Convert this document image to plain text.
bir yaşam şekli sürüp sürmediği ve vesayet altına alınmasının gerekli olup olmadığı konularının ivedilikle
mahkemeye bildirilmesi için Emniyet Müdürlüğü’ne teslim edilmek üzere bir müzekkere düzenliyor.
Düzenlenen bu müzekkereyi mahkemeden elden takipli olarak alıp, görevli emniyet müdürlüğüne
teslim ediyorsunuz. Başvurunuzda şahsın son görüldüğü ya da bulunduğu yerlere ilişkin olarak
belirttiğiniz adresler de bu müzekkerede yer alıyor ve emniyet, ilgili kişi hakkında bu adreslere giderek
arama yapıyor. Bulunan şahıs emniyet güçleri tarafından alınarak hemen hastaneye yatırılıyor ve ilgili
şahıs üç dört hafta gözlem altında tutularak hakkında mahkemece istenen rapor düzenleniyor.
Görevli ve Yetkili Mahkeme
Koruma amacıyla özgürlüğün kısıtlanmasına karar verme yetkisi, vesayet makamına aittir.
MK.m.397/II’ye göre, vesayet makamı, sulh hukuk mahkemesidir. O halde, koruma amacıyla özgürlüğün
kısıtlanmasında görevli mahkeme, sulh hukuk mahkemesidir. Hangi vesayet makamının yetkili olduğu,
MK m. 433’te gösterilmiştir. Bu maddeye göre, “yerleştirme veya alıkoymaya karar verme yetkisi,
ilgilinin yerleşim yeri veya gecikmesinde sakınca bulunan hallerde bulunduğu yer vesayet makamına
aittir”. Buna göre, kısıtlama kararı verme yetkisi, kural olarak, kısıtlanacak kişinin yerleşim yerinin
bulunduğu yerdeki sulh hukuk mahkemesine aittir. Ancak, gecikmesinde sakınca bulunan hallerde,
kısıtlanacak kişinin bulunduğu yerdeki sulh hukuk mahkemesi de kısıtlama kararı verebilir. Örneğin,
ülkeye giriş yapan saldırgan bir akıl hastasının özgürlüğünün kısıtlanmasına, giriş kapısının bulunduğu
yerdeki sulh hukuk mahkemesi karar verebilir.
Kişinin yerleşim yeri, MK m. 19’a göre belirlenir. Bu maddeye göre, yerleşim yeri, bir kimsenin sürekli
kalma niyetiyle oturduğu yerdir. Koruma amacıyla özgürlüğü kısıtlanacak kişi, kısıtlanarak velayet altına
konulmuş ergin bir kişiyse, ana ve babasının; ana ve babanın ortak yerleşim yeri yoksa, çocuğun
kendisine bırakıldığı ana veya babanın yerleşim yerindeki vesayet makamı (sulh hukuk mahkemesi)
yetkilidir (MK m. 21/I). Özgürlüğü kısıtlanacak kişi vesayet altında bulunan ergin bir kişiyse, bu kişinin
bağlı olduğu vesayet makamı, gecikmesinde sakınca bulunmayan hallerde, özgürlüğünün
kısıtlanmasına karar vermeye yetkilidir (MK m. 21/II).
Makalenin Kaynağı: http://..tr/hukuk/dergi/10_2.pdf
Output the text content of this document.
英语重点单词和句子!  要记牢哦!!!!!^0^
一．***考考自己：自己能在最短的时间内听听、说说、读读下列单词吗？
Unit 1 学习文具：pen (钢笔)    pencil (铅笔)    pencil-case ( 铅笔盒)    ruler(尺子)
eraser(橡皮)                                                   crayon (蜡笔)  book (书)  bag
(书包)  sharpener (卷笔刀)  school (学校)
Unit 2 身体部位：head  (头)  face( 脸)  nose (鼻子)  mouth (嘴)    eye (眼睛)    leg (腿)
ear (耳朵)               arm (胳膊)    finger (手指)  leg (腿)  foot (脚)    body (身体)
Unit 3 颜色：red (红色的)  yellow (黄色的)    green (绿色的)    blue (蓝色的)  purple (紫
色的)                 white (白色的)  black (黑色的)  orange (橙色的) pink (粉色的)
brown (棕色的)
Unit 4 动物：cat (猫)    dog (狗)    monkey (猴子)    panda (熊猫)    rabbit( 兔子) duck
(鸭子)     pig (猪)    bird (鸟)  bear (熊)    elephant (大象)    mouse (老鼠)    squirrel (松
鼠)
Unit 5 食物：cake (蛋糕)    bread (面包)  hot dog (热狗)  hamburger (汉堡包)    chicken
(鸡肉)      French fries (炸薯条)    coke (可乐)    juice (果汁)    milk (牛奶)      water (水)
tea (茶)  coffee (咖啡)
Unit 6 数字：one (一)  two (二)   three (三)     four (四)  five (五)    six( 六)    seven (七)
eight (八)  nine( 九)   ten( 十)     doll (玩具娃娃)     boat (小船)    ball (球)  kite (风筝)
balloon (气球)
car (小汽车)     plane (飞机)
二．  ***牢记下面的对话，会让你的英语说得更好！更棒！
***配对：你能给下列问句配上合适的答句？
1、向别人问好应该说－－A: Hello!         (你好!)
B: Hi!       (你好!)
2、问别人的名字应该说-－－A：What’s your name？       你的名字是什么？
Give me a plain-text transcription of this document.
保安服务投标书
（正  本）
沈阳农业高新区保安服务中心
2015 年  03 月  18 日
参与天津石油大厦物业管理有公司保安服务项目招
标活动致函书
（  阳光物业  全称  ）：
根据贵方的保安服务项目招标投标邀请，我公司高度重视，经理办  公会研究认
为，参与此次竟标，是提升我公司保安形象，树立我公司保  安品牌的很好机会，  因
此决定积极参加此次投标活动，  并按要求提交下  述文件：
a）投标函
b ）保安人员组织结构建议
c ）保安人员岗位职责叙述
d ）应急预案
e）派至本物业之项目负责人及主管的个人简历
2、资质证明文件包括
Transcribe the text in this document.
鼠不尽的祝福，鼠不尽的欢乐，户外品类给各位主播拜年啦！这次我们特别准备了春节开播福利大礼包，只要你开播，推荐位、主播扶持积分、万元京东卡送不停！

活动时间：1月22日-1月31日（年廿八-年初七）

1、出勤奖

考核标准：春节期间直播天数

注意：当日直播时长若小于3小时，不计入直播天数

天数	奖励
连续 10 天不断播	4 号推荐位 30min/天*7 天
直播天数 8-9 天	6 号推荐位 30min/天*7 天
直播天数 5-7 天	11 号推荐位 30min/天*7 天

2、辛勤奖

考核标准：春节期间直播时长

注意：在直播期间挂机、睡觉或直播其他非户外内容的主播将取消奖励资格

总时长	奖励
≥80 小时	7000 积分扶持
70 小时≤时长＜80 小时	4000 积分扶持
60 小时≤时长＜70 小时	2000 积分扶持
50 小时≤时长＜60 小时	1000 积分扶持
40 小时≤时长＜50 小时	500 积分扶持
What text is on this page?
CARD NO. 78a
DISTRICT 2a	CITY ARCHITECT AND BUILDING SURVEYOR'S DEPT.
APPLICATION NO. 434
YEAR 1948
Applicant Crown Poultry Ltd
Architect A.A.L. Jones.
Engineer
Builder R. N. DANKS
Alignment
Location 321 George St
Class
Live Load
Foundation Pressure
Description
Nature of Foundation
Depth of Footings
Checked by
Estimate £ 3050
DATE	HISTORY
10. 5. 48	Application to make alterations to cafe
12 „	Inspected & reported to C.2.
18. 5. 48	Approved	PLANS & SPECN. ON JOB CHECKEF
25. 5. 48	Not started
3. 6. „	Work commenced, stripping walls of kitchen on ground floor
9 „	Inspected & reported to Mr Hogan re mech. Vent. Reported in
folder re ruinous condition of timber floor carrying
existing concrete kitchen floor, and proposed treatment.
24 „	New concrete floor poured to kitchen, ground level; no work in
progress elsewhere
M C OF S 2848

* * *

## WHAT IS EXPECTED
Return each line among the entries that holds the word "ground".

## ANSWER FOR THE TASK
3. 6. „	Work commenced, stripping walls of kitchen on ground floor
24 „	New concrete floor poured to kitchen, ground level; no work in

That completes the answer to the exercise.